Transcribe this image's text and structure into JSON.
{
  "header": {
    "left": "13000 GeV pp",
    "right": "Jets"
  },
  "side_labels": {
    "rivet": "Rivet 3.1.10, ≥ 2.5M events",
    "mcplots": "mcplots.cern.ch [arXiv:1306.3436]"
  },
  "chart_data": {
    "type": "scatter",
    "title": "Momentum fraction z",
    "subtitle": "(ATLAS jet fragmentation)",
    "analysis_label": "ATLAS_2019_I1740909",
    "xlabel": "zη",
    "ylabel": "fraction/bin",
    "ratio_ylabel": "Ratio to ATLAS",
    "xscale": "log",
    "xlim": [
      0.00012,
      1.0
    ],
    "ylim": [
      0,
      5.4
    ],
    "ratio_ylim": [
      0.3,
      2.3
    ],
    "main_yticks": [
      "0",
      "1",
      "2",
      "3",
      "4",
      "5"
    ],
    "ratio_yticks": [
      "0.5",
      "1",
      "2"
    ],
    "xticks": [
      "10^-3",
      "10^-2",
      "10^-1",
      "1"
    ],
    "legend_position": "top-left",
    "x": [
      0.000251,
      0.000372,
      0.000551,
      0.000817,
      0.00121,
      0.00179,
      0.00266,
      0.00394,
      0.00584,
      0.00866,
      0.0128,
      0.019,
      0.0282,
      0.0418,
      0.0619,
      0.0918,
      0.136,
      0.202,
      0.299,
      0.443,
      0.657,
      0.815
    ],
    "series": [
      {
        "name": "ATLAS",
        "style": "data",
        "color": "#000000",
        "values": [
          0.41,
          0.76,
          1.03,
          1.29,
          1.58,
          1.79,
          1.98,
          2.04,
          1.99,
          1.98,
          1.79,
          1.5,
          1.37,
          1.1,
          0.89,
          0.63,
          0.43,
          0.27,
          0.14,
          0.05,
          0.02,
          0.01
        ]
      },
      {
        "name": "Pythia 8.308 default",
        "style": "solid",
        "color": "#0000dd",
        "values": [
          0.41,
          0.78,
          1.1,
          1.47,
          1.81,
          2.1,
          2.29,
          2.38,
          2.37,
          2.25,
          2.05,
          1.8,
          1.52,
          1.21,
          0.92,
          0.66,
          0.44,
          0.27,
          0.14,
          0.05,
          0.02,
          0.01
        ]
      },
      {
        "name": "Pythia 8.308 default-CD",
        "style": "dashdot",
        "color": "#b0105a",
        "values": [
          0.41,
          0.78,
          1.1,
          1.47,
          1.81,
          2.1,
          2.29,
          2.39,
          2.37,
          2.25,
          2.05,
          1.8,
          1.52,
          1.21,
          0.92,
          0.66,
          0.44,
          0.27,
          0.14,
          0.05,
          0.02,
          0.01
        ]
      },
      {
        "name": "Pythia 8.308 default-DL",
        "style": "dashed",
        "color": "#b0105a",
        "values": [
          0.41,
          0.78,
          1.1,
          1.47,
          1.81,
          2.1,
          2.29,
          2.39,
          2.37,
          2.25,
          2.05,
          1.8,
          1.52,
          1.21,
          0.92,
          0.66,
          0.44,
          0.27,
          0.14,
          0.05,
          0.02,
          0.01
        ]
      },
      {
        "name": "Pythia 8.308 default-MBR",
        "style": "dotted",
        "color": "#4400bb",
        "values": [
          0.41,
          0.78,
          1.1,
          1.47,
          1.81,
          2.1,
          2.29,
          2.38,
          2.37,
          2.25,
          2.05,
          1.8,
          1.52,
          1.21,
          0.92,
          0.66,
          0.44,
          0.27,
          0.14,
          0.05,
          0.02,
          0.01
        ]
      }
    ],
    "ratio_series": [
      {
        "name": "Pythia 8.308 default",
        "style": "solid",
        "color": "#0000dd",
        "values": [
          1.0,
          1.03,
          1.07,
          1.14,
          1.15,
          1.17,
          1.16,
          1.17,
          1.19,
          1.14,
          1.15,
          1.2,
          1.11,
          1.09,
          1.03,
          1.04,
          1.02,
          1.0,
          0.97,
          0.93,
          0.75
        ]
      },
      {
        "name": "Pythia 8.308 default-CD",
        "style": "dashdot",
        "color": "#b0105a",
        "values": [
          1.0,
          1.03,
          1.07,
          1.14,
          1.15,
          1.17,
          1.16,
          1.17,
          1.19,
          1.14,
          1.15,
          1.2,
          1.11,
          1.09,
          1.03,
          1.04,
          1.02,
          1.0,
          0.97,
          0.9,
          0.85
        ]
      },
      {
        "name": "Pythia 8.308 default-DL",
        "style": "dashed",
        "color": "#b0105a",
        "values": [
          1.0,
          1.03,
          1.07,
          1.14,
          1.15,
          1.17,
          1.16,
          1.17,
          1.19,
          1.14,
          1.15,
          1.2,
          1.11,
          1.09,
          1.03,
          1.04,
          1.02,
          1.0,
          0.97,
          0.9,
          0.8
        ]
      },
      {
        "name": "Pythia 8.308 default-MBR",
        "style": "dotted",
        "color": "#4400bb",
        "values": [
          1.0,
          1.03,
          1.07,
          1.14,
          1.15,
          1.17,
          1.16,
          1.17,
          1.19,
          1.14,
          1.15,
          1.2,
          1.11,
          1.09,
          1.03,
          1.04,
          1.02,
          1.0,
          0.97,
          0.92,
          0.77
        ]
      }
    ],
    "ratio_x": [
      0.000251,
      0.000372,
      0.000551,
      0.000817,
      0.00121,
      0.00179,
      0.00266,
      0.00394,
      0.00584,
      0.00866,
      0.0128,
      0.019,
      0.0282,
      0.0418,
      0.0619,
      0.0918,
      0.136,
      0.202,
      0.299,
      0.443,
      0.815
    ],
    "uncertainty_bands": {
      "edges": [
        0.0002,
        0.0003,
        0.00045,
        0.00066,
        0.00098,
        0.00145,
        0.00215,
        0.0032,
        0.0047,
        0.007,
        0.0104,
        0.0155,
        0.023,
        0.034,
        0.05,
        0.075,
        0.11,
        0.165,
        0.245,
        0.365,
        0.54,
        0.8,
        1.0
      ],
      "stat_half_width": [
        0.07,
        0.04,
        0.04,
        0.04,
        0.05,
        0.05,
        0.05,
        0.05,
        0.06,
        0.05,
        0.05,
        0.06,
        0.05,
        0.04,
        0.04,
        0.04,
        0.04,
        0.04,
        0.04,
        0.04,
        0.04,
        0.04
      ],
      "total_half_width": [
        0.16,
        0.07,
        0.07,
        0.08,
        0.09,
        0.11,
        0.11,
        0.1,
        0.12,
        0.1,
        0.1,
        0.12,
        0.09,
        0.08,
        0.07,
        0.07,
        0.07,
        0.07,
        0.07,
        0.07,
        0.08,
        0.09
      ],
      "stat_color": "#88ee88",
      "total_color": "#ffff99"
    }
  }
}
===
All of the data above should be transcribed exactly.

_Full response_
Transcribe this image's text and structure into JSON.
{
  "header": {
    "left": "13000 GeV pp",
    "right": "Jets"
  },
  "side_labels": {
    "rivet": "Rivet 3.1.10, ≥ 2.5M events",
    "mcplots": "mcplots.cern.ch [arXiv:1306.3436]"
  },
  "chart_data": {
    "type": "scatter",
    "title": "Momentum fraction z",
    "subtitle": "(ATLAS jet fragmentation)",
    "analysis_label": "ATLAS_2019_I1740909",
    "xlabel": "zη",
    "ylabel": "fraction/bin",
    "ratio_ylabel": "Ratio to ATLAS",
    "xscale": "log",
    "xlim": [
      0.00012,
      1.0
    ],
    "ylim": [
      0,
      5.4
    ],
    "ratio_ylim": [
      0.3,
      2.3
    ],
    "main_yticks": [
      "0",
      "1",
      "2",
      "3",
      "4",
      "5"
    ],
    "ratio_yticks": [
      "0.5",
      "1",
      "2"
    ],
    "xticks": [
      "10^-3",
      "10^-2",
      "10^-1",
      "1"
    ],
    "legend_position": "top-left",
    "x": [
      0.000251,
      0.000372,
      0.000551,
      0.000817,
      0.00121,
      0.00179,
      0.00266,
      0.00394,
      0.00584,
      0.00866,
      0.0128,
      0.019,
      0.0282,
      0.0418,
      0.0619,
      0.0918,
      0.136,
      0.202,
      0.299,
      0.443,
      0.657,
      0.815
    ],
    "series": [
      {
        "name": "ATLAS",
        "style": "data",
        "color": "#000000",
        "values": [
          0.41,
          0.76,
          1.03,
          1.29,
          1.58,
          1.79,
          1.98,
          2.04,
          1.99,
          1.98,
          1.79,
          1.5,
          1.37,
          1.1,
          0.89,
          0.63,
          0.43,
          0.27,
          0.14,
          0.05,
          0.02,
          0.01
        ]
      },
      {
        "name": "Pythia 8.308 default",
        "style": "solid",
        "color": "#0000dd",
        "values": [
          0.41,
          0.78,
          1.1,
          1.47,
          1.81,
          2.1,
          2.29,
          2.38,
          2.37,
          2.25,
          2.05,
          1.8,
          1.52,
          1.21,
          0.92,
          0.66,
          0.44,
          0.27,
          0.14,
          0.05,
          0.02,
          0.01
        ]
      },
      {
        "name": "Pythia 8.308 default-CD",
        "style": "dashdot",
        "color": "#b0105a",
        "values": [
          0.41,
          0.78,
          1.1,
          1.47,
          1.81,
          2.1,
          2.29,
          2.39,
          2.37,
          2.25,
          2.05,
          1.8,
          1.52,
          1.21,
          0.92,
          0.66,
          0.44,
          0.27,
          0.14,
          0.05,
          0.02,
          0.01
        ]
      },
      {
        "name": "Pythia 8.308 default-DL",
        "style": "dashed",
        "color": "#b0105a",
        "values": [
          0.41,
          0.78,
          1.1,
          1.47,
          1.81,
          2.1,
          2.29,
          2.39,
          2.37,
          2.25,
          2.05,
          1.8,
          1.52,
          1.21,
          0.92,
          0.66,
          0.44,
          0.27,
          0.14,
          0.05,
          0.02,
          0.01
        ]
      },
      {
        "name": "Pythia 8.308 default-MBR",
        "style": "dotted",
        "color": "#4400bb",
        "values": [
          0.41,
          0.78,
          1.1,
          1.47,
          1.81,
          2.1,
          2.29,
          2.38,
          2.37,
          2.25,
          2.05,
          1.8,
          1.52,
          1.21,
          0.92,
          0.66,
          0.44,
          0.27,
          0.14,
          0.05,
          0.02,
          0.01
        ]
      }
    ],
    "ratio_series": [
      {
        "name": "Pythia 8.308 default",
        "style": "solid",
        "color": "#0000dd",
        "values": [
          1.0,
          1.03,
          1.07,
          1.14,
          1.15,
          1.17,
          1.16,
          1.17,
          1.19,
          1.14,
          1.15,
          1.2,
          1.11,
          1.09,
          1.03,
          1.04,
          1.02,
          1.0,
          0.97,
          0.93,
          0.75
        ]
      },
      {
        "name": "Pythia 8.308 default-CD",
        "style": "dashdot",
        "color": "#b0105a",
        "values": [
          1.0,
          1.03,
          1.07,
          1.14,
          1.15,
          1.17,
          1.16,
          1.17,
          1.19,
          1.14,
          1.15,
          1.2,
          1.11,
          1.09,
          1.03,
          1.04,
          1.02,
          1.0,
          0.97,
          0.9,
          0.85
        ]
      },
      {
        "name": "Pythia 8.308 default-DL",
        "style": "dashed",
        "color": "#b0105a",
        "values": [
          1.0,
          1.03,
          1.07,
          1.14,
          1.15,
          1.17,
          1.16,
          1.17,
          1.19,
          1.14,
          1.15,
          1.2,
          1.11,
          1.09,
          1.03,
          1.04,
          1.02,
          1.0,
          0.97,
          0.9,
          0.8
        ]
      },
      {
        "name": "Pythia 8.308 default-MBR",
        "style": "dotted",
        "color": "#4400bb",
        "values": [
          1.0,
          1.03,
          1.07,
          1.14,
          1.15,
          1.17,
          1.16,
          1.17,
          1.19,
          1.14,
          1.15,
          1.2,
          1.11,
          1.09,
          1.03,
          1.04,
          1.02,
          1.0,
          0.97,
          0.92,
          0.77
        ]
      }
    ],
    "ratio_x": [
      0.000251,
      0.000372,
      0.000551,
      0.000817,
      0.00121,
      0.00179,
      0.00266,
      0.00394,
      0.00584,
      0.00866,
      0.0128,
      0.019,
      0.0282,
      0.0418,
      0.0619,
      0.0918,
      0.136,
      0.202,
      0.299,
      0.443,
      0.815
    ],
    "uncertainty_bands": {
      "edges": [
        0.0002,
        0.0003,
        0.00045,
        0.00066,
        0.00098,
        0.00145,
        0.00215,
        0.0032,
        0.0047,
        0.007,
        0.0104,
        0.0155,
        0.023,
        0.034,
        0.05,
        0.075,
        0.11,
        0.165,
        0.245,
        0.365,
        0.54,
        0.8,
        1.0
      ],
      "stat_half_width": [
        0.07,
        0.04,
        0.04,
        0.04,
        0.05,
        0.05,
        0.05,
        0.05,
        0.06,
        0.05,
        0.05,
        0.06,
        0.05,
        0.04,
        0.04,
        0.04,
        0.04,
        0.04,
        0.04,
        0.04,
        0.04,
        0.04
      ],
      "total_half_width": [
        0.16,
        0.07,
        0.07,
        0.08,
        0.09,
        0.11,
        0.11,
        0.1,
        0.12,
        0.1,
        0.1,
        0.12,
        0.09,
        0.08,
        0.07,
        0.07,
        0.07,
        0.07,
        0.07,
        0.07,
        0.08,
        0.09
      ],
      "stat_color": "#88ee88",
      "total_color": "#ffff99"
    }
  }
}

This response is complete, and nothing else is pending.